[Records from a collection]
::::::::::

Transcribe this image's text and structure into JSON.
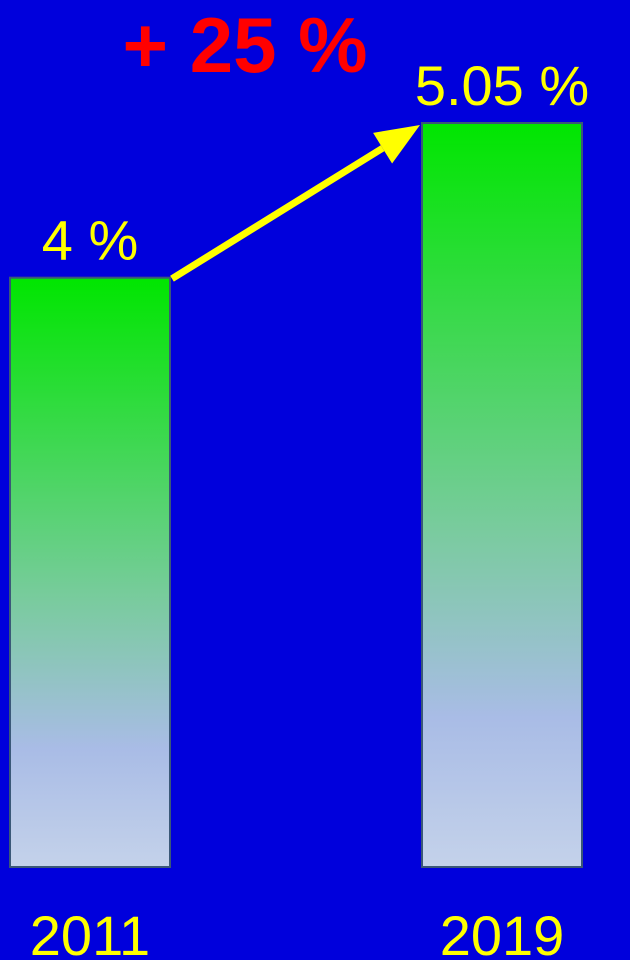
{
  "chart_data": {
    "type": "bar",
    "categories": [
      "2011",
      "2019"
    ],
    "values": [
      4,
      5.05
    ],
    "value_labels": [
      "4 %",
      "5.05 %"
    ],
    "annotation": "+ 25 %",
    "ylim": [
      0,
      5.05
    ],
    "grid": false
  },
  "colors": {
    "background": "#0000DC",
    "bar_top": "#00E600",
    "bar_bottom": "#C4D2EA",
    "bar_border": "#3A5878",
    "label": "#FFFF00",
    "annotation": "#FF0000",
    "arrow": "#FFFF00"
  }
}
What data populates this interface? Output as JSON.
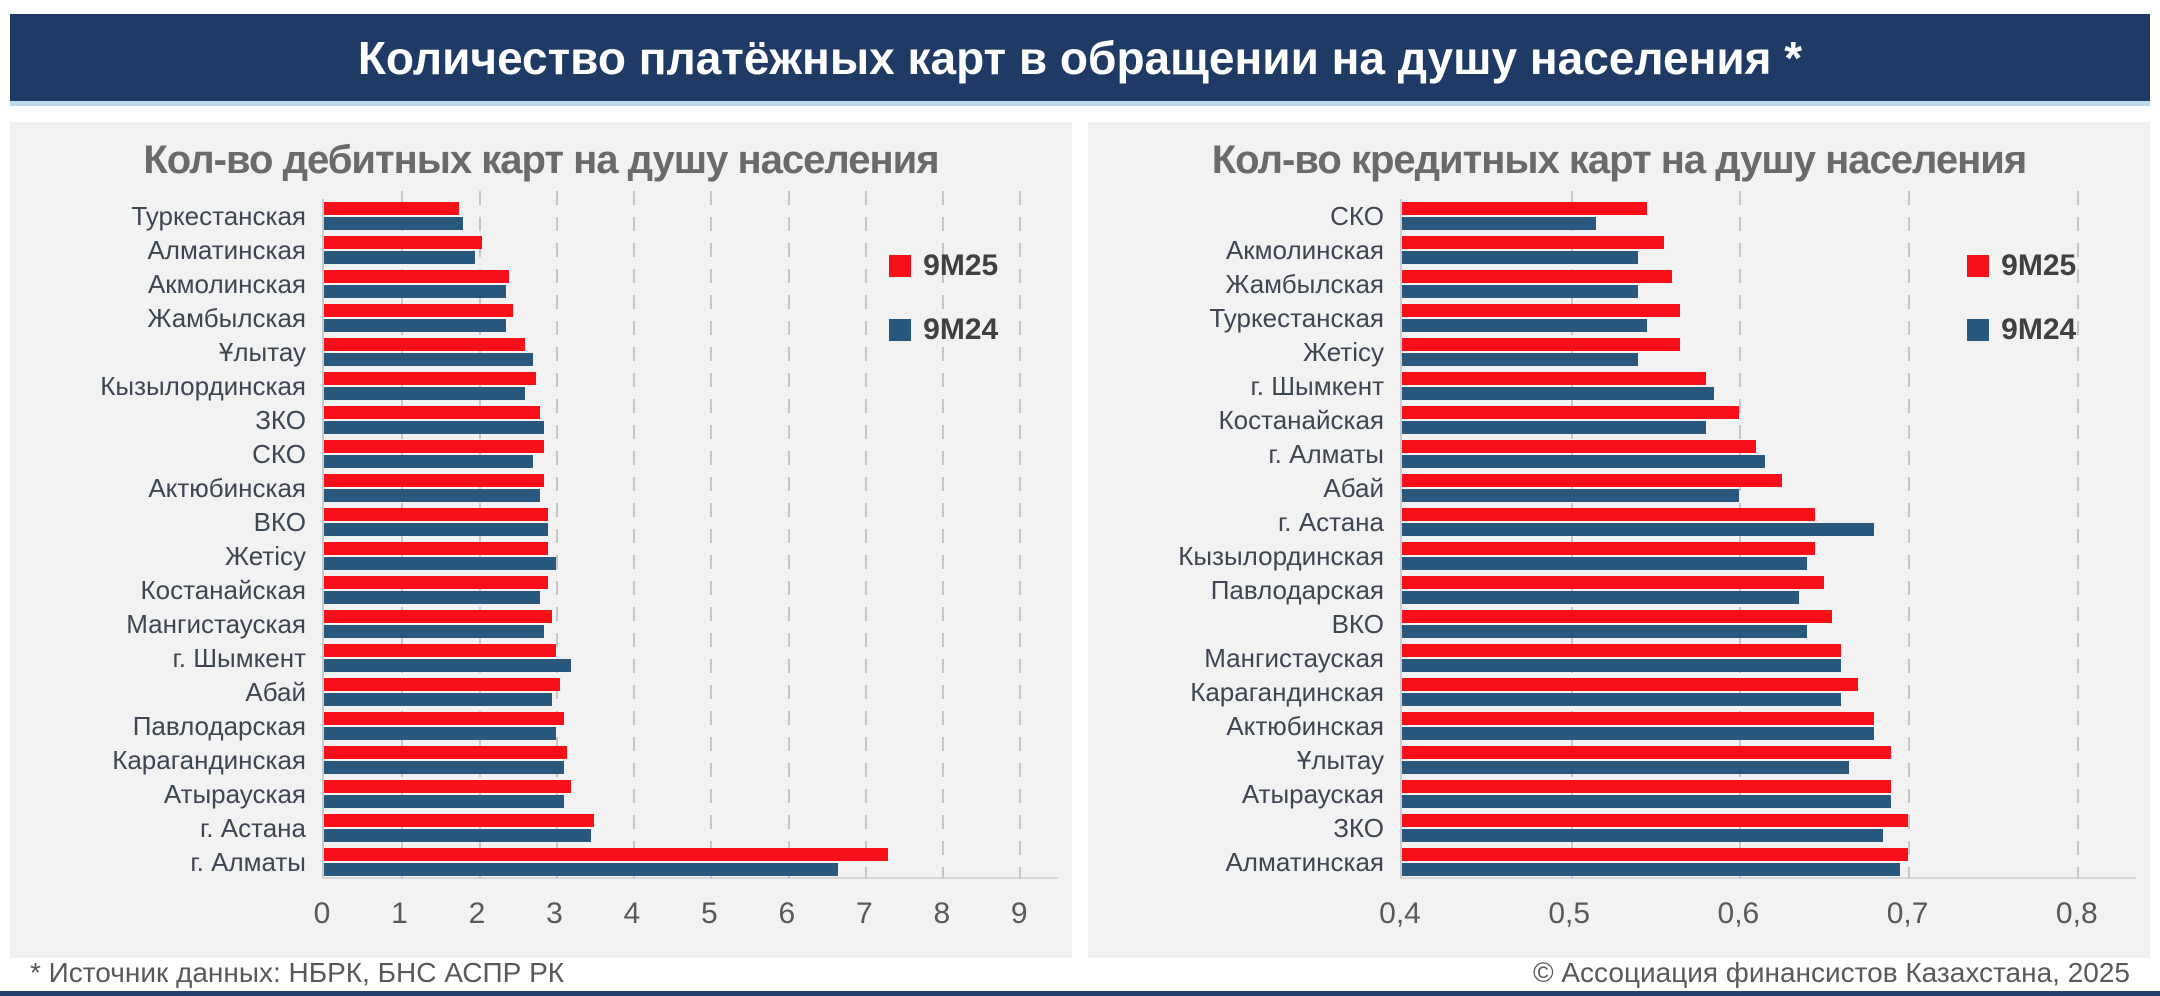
{
  "header": {
    "title": "Количество платёжных карт в обращении на душу населения *"
  },
  "footer": {
    "source": "* Источник данных: НБРК, БНС АСПР РК",
    "copyright": "© Ассоциация финансистов Казахстана, 2025"
  },
  "colors": {
    "banner": "#1F3A64",
    "panel_bg": "#F2F2F2",
    "series_red": "#F7101A",
    "series_blue": "#29587C"
  },
  "legend": {
    "series1": "9М25",
    "series2": "9М24"
  },
  "chart_data": [
    {
      "type": "bar",
      "orientation": "horizontal",
      "title": "Кол-во дебитных карт на душу населения",
      "xlabel": "",
      "ylabel": "",
      "xlim": [
        0,
        9.5
      ],
      "grid": "dashed-vertical",
      "legend_position": "top-right",
      "categories": [
        "Туркестанская",
        "Алматинская",
        "Акмолинская",
        "Жамбылская",
        "Ұлытау",
        "Кызылординская",
        "ЗКО",
        "СКО",
        "Актюбинская",
        "ВКО",
        "Жетісу",
        "Костанайская",
        "Мангистауская",
        "г. Шымкент",
        "Абай",
        "Павлодарская",
        "Карагандинская",
        "Атырауская",
        "г. Астана",
        "г. Алматы"
      ],
      "series": [
        {
          "name": "9М25",
          "color": "#F7101A",
          "values": [
            1.75,
            2.05,
            2.4,
            2.45,
            2.6,
            2.75,
            2.8,
            2.85,
            2.85,
            2.9,
            2.9,
            2.9,
            2.95,
            3.0,
            3.05,
            3.1,
            3.15,
            3.2,
            3.5,
            7.3
          ]
        },
        {
          "name": "9М24",
          "color": "#29587C",
          "values": [
            1.8,
            1.95,
            2.35,
            2.35,
            2.7,
            2.6,
            2.85,
            2.7,
            2.8,
            2.9,
            3.0,
            2.8,
            2.85,
            3.2,
            2.95,
            3.0,
            3.1,
            3.1,
            3.45,
            6.65
          ]
        }
      ],
      "xticks": [
        0,
        1,
        2,
        3,
        4,
        5,
        6,
        7,
        8,
        9
      ],
      "xtick_labels": [
        "0",
        "1",
        "2",
        "3",
        "4",
        "5",
        "6",
        "7",
        "8",
        "9"
      ],
      "gridlines": [
        1,
        2,
        3,
        4,
        5,
        6,
        7,
        8,
        9
      ]
    },
    {
      "type": "bar",
      "orientation": "horizontal",
      "title": "Кол-во кредитных карт на душу населения",
      "xlabel": "",
      "ylabel": "",
      "xlim": [
        0.4,
        0.835
      ],
      "grid": "dashed-vertical",
      "legend_position": "top-right",
      "categories": [
        "СКО",
        "Акмолинская",
        "Жамбылская",
        "Туркестанская",
        "Жетісу",
        "г. Шымкент",
        "Костанайская",
        "г. Алматы",
        "Абай",
        "г. Астана",
        "Кызылординская",
        "Павлодарская",
        "ВКО",
        "Мангистауская",
        "Карагандинская",
        "Актюбинская",
        "Ұлытау",
        "Атырауская",
        "ЗКО",
        "Алматинская"
      ],
      "series": [
        {
          "name": "9М25",
          "color": "#F7101A",
          "values": [
            0.545,
            0.555,
            0.56,
            0.565,
            0.565,
            0.58,
            0.6,
            0.61,
            0.625,
            0.645,
            0.645,
            0.65,
            0.655,
            0.66,
            0.67,
            0.68,
            0.69,
            0.69,
            0.7,
            0.7
          ]
        },
        {
          "name": "9М24",
          "color": "#29587C",
          "values": [
            0.515,
            0.54,
            0.54,
            0.545,
            0.54,
            0.585,
            0.58,
            0.615,
            0.6,
            0.68,
            0.64,
            0.635,
            0.64,
            0.66,
            0.66,
            0.68,
            0.665,
            0.69,
            0.685,
            0.695
          ]
        }
      ],
      "xticks": [
        0.4,
        0.5,
        0.6,
        0.7,
        0.8
      ],
      "xtick_labels": [
        "0,4",
        "0,5",
        "0,6",
        "0,7",
        "0,8"
      ],
      "gridlines": [
        0.5,
        0.6,
        0.7,
        0.8
      ]
    }
  ]
}
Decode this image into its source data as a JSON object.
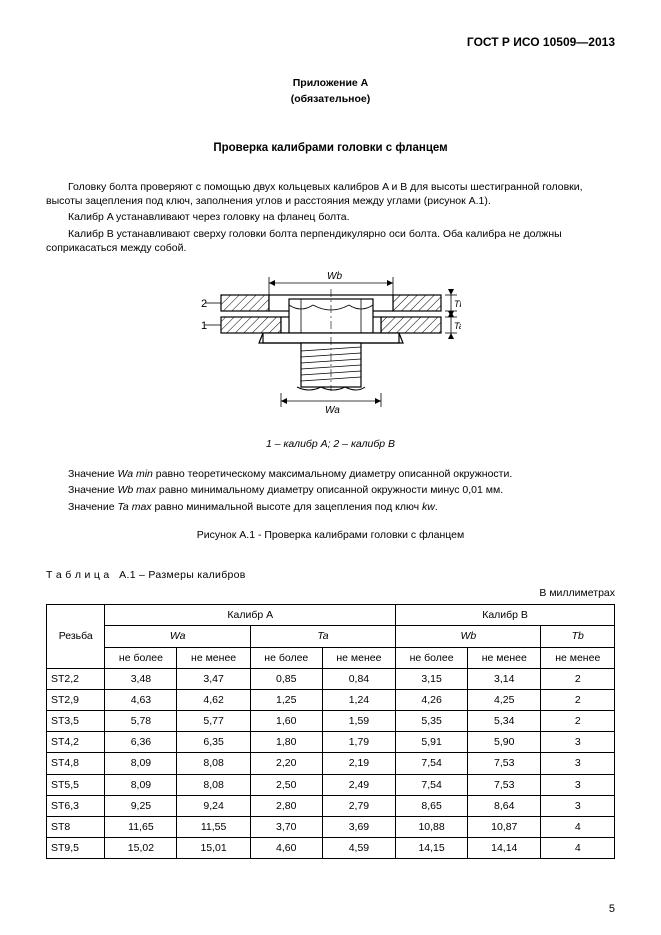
{
  "doc_id": "ГОСТ Р ИСО 10509—2013",
  "appendix": "Приложение А",
  "appendix_sub": "(обязательное)",
  "title": "Проверка калибрами головки с фланцем",
  "para1": "Головку болта проверяют с помощью двух кольцевых калибров A и B для высоты шестигранной головки, высоты зацепления под ключ, заполнения углов и расстояния между углами (рисунок A.1).",
  "para2": "Калибр A устанавливают через головку на фланец болта.",
  "para3": "Калибр B устанавливают сверху головки болта перпендикулярно оси болта. Оба калибра не должны соприкасаться между собой.",
  "fig_labels": {
    "wb": "Wb",
    "wa": "Wa",
    "tb": "Tb",
    "ta": "Ta",
    "one": "1",
    "two": "2"
  },
  "figcap_1": "1",
  "figcap_1_txt": " – калибр A; ",
  "figcap_2": "2",
  "figcap_2_txt": " – калибр B",
  "desc1_a": "Значение ",
  "desc1_b": "Wa min",
  "desc1_c": " равно теоретическому максимальному диаметру описанной окружности.",
  "desc2_a": "Значение ",
  "desc2_b": "Wb max",
  "desc2_c": " равно минимальному диаметру описанной окружности минус 0,01 мм.",
  "desc3_a": "Значение ",
  "desc3_b": "Ta max",
  "desc3_c": " равно минимальной высоте для зацепления под ключ ",
  "desc3_d": "kw",
  "desc3_e": ".",
  "fig_title": "Рисунок A.1 - Проверка калибрами головки с фланцем",
  "tbl_title": "Т а б л и ц а   А.1 – Размеры калибров",
  "unit": "В миллиметрах",
  "headers": {
    "thread": "Резьба",
    "calA": "Калибр A",
    "calB": "Калибр B",
    "wa": "Wa",
    "ta": "Ta",
    "wb": "Wb",
    "tb": "Tb",
    "nomore": "не более",
    "noless": "не менее"
  },
  "rows": [
    [
      "ST2,2",
      "3,48",
      "3,47",
      "0,85",
      "0,84",
      "3,15",
      "3,14",
      "2"
    ],
    [
      "ST2,9",
      "4,63",
      "4,62",
      "1,25",
      "1,24",
      "4,26",
      "4,25",
      "2"
    ],
    [
      "ST3,5",
      "5,78",
      "5,77",
      "1,60",
      "1,59",
      "5,35",
      "5,34",
      "2"
    ],
    [
      "ST4,2",
      "6,36",
      "6,35",
      "1,80",
      "1,79",
      "5,91",
      "5,90",
      "3"
    ],
    [
      "ST4,8",
      "8,09",
      "8,08",
      "2,20",
      "2,19",
      "7,54",
      "7,53",
      "3"
    ],
    [
      "ST5,5",
      "8,09",
      "8,08",
      "2,50",
      "2,49",
      "7,54",
      "7,53",
      "3"
    ],
    [
      "ST6,3",
      "9,25",
      "9,24",
      "2,80",
      "2,79",
      "8,65",
      "8,64",
      "3"
    ],
    [
      "ST8",
      "11,65",
      "11,55",
      "3,70",
      "3,69",
      "10,88",
      "10,87",
      "4"
    ],
    [
      "ST9,5",
      "15,02",
      "15,01",
      "4,60",
      "4,59",
      "14,15",
      "14,14",
      "4"
    ]
  ],
  "page_num": "5"
}
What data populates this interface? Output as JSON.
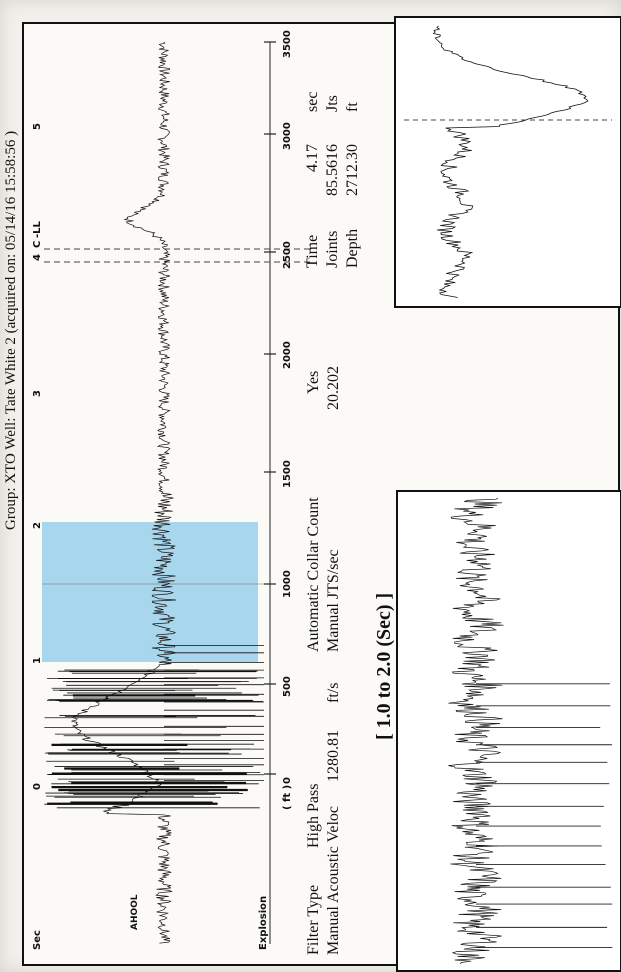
{
  "header": {
    "text": "Group: XTO     Well: Tate White 2 (acquired on: 05/14/16 15:58:56 )"
  },
  "main_trace": {
    "left_label": "Sec",
    "device_label": "AHOOL",
    "explosion_label": "Explosion",
    "axis_unit": "( ft )",
    "axis_ticks": [
      "0",
      "500",
      "1000",
      "1500",
      "2000",
      "2500",
      "3000",
      "3500"
    ],
    "time_markers": [
      "0",
      "1",
      "2",
      "3",
      "4",
      "5"
    ],
    "collar_markers": [
      "C",
      "-LL"
    ],
    "highlight_color": "#9fd2ec",
    "highlight_range_sec": [
      1.0,
      2.0
    ]
  },
  "params": {
    "filter_type_label": "Filter Type",
    "filter_type_value": "High Pass",
    "acoustic_label": "Manual Acoustic Veloc",
    "acoustic_value": "1280.81",
    "acoustic_unit": "ft/s",
    "auto_collar_label": "Automatic Collar Count",
    "auto_collar_value": "Yes",
    "manual_jts_label": "Manual JTS/sec",
    "manual_jts_value": "20.202",
    "time_label": "Time",
    "time_value": "4.17",
    "time_unit": "sec",
    "joints_label": "Joints",
    "joints_value": "85.5616",
    "joints_unit": "Jts",
    "depth_label": "Depth",
    "depth_value": "2712.30",
    "depth_unit": "ft"
  },
  "zoom_label": "[ 1.0  to  2.0 (Sec) ]"
}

::::::::::

Wherever a line in the data above holds "описанной", copy that line.

  "desc1_c": " равно теоретическому максимальному диаметру описанной окружности.",
  "desc2_c": " равно минимальному диаметру описанной окружности минус 0,01 мм.",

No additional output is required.